● **Your objective**
Write out the entries below once more, exactly, with the pictures left out.

● **Supplied data**
────────
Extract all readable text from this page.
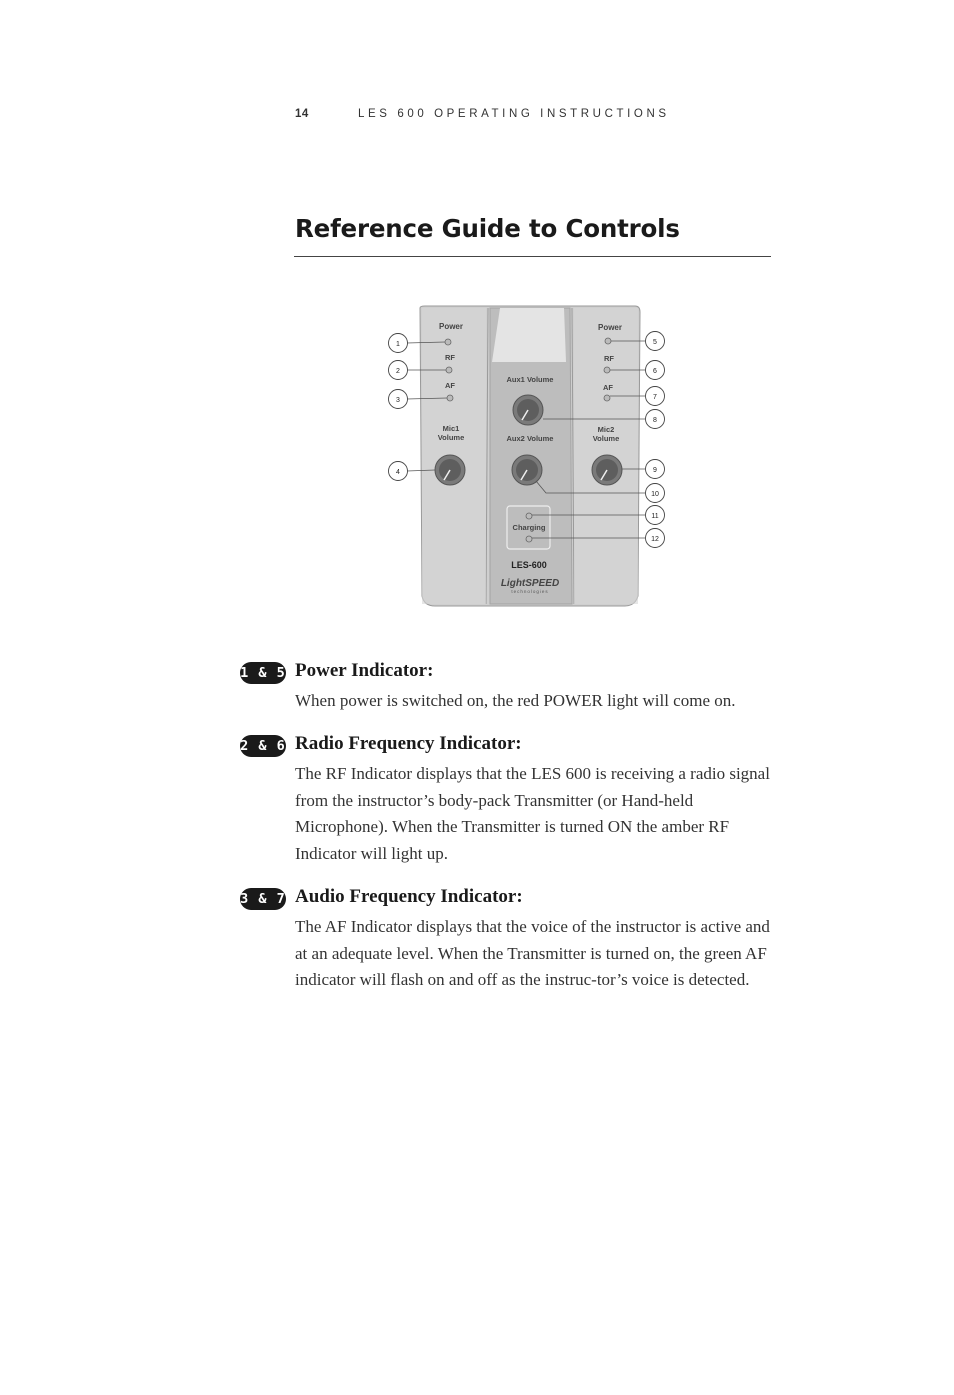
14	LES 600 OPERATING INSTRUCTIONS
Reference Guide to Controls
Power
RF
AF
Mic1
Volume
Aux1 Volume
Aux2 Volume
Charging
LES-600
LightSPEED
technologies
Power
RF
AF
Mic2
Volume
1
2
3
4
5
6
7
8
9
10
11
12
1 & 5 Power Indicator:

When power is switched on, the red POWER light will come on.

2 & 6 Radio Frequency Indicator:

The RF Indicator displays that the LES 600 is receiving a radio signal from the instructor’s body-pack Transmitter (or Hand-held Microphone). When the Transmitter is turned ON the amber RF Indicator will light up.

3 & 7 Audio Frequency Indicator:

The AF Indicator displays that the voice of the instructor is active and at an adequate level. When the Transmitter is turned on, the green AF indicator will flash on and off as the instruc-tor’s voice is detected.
────────
● **Result of the exercise**
Extract all readable text from this page.
14	LES 600 OPERATING INSTRUCTIONS
Reference Guide to Controls
Power
RF
AF
Mic1
Volume
Aux1 Volume
Aux2 Volume
Charging
LES-600
LightSPEED
technologies
Power
RF
AF
Mic2
Volume
1
2
3
4
5
6
7
8
9
10
11
12
1 & 5 Power Indicator:

When power is switched on, the red POWER light will come on.

2 & 6 Radio Frequency Indicator:

The RF Indicator displays that the LES 600 is receiving a radio signal from the instructor’s body-pack Transmitter (or Hand-held Microphone). When the Transmitter is turned ON the amber RF Indicator will light up.

3 & 7 Audio Frequency Indicator:

The AF Indicator displays that the voice of the instructor is active and at an adequate level. When the Transmitter is turned on, the green AF indicator will flash on and off as the instruc-tor’s voice is detected.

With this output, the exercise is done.